>> Begin SUPPLIED MATERIAL

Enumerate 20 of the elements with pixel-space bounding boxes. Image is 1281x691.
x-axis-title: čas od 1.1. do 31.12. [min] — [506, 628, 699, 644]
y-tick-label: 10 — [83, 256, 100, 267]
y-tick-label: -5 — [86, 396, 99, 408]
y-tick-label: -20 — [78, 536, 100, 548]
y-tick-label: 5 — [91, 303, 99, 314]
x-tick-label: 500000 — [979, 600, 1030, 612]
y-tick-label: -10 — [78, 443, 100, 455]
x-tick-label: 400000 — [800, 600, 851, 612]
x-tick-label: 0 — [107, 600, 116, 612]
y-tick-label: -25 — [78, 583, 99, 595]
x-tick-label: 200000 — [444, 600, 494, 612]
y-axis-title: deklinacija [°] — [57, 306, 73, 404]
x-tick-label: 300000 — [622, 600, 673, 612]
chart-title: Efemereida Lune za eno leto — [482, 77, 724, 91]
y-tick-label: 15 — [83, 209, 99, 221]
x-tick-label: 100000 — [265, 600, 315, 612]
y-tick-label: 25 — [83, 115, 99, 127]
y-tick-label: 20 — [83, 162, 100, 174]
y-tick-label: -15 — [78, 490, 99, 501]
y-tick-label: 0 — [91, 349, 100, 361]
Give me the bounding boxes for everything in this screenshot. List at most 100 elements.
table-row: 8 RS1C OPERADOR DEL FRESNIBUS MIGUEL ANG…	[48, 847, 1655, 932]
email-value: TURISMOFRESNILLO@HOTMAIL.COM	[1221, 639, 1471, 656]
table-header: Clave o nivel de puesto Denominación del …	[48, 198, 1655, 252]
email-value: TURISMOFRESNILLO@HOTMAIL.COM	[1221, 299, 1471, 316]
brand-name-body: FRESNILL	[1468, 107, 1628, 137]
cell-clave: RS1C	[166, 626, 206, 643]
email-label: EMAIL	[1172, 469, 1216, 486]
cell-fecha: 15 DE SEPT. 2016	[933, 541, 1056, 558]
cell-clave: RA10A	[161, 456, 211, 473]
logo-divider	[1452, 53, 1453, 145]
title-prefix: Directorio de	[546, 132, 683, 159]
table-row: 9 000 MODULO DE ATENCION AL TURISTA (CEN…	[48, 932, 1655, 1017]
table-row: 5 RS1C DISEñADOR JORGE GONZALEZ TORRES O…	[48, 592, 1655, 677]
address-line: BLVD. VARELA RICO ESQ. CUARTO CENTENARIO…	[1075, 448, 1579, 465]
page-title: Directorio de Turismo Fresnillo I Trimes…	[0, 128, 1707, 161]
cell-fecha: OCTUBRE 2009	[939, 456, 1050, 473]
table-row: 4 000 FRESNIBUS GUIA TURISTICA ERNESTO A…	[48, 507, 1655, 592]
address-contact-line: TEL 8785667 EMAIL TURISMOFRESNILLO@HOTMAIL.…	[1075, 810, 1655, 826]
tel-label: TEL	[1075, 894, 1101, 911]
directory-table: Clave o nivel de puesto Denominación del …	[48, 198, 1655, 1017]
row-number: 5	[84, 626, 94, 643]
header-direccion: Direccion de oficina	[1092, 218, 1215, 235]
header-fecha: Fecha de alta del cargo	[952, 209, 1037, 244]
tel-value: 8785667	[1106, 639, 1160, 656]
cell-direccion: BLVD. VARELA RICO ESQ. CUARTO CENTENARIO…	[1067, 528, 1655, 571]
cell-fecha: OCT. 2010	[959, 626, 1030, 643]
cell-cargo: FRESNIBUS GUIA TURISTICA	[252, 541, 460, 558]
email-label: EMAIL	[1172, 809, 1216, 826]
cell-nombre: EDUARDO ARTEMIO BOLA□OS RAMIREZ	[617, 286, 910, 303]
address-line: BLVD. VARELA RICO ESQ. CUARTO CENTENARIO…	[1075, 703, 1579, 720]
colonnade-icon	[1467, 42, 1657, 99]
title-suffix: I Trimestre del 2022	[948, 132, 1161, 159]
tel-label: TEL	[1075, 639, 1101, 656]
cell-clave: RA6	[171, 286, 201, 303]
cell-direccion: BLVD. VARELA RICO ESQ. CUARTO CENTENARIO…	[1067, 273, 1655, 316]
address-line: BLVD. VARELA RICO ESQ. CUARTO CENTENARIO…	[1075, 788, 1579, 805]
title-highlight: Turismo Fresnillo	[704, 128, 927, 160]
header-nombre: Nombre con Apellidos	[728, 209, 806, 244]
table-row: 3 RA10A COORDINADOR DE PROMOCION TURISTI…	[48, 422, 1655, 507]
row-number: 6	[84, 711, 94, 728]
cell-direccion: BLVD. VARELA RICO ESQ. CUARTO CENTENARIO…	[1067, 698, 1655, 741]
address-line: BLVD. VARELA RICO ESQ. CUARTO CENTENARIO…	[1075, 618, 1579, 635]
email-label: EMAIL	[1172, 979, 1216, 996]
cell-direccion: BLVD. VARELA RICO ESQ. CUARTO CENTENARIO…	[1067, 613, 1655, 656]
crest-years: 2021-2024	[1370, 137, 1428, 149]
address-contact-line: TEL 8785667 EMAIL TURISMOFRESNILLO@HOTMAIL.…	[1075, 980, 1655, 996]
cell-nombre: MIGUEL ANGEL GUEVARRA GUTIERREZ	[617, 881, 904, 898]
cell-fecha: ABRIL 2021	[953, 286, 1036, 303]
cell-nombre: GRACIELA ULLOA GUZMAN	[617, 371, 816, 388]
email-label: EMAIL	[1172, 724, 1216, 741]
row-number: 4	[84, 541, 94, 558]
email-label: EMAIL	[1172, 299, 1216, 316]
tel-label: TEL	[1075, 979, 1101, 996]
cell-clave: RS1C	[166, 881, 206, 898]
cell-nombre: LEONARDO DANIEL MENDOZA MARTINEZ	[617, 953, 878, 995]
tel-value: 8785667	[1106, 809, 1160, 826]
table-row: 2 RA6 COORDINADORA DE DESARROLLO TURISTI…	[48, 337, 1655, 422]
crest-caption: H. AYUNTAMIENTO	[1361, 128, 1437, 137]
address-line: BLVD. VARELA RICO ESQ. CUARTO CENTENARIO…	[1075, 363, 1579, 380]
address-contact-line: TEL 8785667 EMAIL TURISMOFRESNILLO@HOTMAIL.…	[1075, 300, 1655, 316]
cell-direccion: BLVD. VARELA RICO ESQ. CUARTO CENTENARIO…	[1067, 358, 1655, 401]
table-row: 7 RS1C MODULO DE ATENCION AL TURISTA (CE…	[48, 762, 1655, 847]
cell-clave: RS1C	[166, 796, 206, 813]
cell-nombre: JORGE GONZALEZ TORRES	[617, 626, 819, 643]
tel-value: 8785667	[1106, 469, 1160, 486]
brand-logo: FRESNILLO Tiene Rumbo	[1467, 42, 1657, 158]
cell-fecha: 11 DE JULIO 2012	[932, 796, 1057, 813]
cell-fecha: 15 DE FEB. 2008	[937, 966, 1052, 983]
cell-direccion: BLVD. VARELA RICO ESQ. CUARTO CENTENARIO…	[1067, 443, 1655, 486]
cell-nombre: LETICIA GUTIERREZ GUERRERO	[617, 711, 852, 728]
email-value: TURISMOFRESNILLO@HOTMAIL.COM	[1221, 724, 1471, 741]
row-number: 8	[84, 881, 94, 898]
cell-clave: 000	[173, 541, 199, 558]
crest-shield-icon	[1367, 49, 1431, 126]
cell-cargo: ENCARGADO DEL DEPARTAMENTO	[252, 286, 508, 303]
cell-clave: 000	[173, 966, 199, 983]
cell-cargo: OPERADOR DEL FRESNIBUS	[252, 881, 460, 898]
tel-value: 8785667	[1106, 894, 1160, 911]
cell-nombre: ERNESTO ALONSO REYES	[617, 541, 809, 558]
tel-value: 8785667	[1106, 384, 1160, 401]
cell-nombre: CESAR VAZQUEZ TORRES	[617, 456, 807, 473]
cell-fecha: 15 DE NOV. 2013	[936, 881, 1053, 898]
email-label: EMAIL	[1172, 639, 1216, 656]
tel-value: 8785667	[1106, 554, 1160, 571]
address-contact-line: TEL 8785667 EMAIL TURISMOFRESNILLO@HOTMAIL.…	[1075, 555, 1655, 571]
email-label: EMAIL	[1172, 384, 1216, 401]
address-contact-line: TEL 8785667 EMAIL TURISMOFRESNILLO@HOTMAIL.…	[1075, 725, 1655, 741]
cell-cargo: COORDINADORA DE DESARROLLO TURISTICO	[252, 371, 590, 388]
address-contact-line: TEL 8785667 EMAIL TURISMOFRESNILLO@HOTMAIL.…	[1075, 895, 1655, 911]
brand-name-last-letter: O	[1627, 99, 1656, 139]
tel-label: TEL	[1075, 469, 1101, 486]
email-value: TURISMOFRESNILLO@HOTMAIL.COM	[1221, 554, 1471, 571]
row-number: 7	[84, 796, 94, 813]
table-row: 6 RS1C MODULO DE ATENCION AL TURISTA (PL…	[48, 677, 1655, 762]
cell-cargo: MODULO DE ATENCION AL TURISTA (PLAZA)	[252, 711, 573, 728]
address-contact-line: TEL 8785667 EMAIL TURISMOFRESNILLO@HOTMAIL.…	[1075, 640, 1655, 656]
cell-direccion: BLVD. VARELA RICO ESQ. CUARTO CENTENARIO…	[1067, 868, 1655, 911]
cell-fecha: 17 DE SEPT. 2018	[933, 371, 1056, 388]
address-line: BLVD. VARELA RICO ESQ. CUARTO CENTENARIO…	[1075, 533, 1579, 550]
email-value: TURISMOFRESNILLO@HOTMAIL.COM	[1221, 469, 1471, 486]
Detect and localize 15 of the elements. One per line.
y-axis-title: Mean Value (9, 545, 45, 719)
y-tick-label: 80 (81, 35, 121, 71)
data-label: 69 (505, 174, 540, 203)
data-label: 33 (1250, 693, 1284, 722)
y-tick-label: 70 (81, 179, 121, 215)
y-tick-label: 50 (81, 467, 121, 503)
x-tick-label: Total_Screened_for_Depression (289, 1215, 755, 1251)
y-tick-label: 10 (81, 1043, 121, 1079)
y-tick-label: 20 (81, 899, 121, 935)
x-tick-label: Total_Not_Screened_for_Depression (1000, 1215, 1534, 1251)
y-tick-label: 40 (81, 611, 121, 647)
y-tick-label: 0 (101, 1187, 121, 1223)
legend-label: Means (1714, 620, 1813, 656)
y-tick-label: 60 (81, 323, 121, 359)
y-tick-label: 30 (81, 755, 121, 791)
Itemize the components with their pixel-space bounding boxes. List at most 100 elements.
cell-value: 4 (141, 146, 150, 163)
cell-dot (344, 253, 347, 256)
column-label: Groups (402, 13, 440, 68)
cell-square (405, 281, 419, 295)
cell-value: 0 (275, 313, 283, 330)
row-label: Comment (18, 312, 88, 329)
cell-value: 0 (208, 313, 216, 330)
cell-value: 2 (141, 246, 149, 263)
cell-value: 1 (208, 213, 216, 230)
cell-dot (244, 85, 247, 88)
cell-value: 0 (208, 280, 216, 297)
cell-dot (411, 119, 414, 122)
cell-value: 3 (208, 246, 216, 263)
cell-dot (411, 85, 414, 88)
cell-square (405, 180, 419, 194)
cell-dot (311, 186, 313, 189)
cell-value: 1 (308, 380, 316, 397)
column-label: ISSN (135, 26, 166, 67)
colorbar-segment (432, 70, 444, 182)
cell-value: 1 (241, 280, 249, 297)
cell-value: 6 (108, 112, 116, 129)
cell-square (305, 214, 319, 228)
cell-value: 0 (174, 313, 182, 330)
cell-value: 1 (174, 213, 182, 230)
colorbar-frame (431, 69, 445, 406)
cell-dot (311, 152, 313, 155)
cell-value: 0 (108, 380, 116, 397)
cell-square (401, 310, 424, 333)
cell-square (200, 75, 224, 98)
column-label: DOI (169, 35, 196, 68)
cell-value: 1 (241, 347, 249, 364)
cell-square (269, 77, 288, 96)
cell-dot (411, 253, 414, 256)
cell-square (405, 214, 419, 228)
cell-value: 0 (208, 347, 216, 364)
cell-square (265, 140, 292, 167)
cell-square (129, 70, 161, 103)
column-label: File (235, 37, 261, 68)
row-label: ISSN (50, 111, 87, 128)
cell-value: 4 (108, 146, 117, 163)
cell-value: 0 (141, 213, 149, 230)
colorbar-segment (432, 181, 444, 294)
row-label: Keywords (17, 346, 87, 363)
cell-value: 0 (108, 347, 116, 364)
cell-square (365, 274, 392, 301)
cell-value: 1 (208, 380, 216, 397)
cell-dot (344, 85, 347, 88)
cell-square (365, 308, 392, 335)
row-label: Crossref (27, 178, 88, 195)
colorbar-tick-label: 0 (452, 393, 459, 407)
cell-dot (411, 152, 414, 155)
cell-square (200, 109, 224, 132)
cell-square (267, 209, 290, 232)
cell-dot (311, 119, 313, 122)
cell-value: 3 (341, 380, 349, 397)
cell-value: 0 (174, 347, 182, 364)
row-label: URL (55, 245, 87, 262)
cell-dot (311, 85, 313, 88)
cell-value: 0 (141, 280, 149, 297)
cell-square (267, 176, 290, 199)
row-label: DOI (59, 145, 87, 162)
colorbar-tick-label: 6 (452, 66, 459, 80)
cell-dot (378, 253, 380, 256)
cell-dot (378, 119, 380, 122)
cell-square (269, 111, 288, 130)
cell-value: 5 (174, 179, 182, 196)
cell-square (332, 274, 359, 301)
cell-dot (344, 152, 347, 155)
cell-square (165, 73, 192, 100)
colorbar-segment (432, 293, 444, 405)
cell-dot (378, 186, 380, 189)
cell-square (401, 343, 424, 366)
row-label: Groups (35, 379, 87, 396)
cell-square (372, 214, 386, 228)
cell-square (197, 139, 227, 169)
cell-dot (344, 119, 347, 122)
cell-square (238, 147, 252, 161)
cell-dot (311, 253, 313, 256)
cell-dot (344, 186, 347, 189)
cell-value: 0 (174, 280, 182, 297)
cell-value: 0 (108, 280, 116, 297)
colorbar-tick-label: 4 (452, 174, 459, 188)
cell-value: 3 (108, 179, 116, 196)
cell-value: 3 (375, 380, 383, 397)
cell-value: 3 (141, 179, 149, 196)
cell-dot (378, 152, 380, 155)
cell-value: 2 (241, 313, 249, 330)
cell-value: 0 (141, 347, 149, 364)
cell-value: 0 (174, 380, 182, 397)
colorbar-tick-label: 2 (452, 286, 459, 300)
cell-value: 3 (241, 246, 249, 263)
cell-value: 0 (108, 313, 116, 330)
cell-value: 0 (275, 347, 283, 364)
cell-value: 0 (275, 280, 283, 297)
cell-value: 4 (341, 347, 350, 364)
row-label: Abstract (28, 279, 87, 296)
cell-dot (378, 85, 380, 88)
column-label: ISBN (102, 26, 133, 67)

>> End SUPPLIED MATERIAL

▸ WRITTEN INSTRUCTION
Begin at the start of the records and stop after the line that contains "x-tick-label: 300000 — [622, 600, 673, 612]". Reproduce those lines with "y-axis-tick-label" substituted for every occurrence of "y-tick-label", leaving everything else unchanged.

▸ WRITTEN SOLUTION
Enumerate 20 of the elements with pixel-space bounding boxes. Image is 1281x691.
x-axis-title: čas od 1.1. do 31.12. [min] — [506, 628, 699, 644]
y-axis-tick-label: 10 — [83, 256, 100, 267]
y-axis-tick-label: -5 — [86, 396, 99, 408]
y-axis-tick-label: -20 — [78, 536, 100, 548]
y-axis-tick-label: 5 — [91, 303, 99, 314]
x-tick-label: 500000 — [979, 600, 1030, 612]
y-axis-tick-label: -10 — [78, 443, 100, 455]
x-tick-label: 400000 — [800, 600, 851, 612]
x-tick-label: 0 — [107, 600, 116, 612]
y-axis-tick-label: -25 — [78, 583, 99, 595]
x-tick-label: 200000 — [444, 600, 494, 612]
y-axis-title: deklinacija [°] — [57, 306, 73, 404]
x-tick-label: 300000 — [622, 600, 673, 612]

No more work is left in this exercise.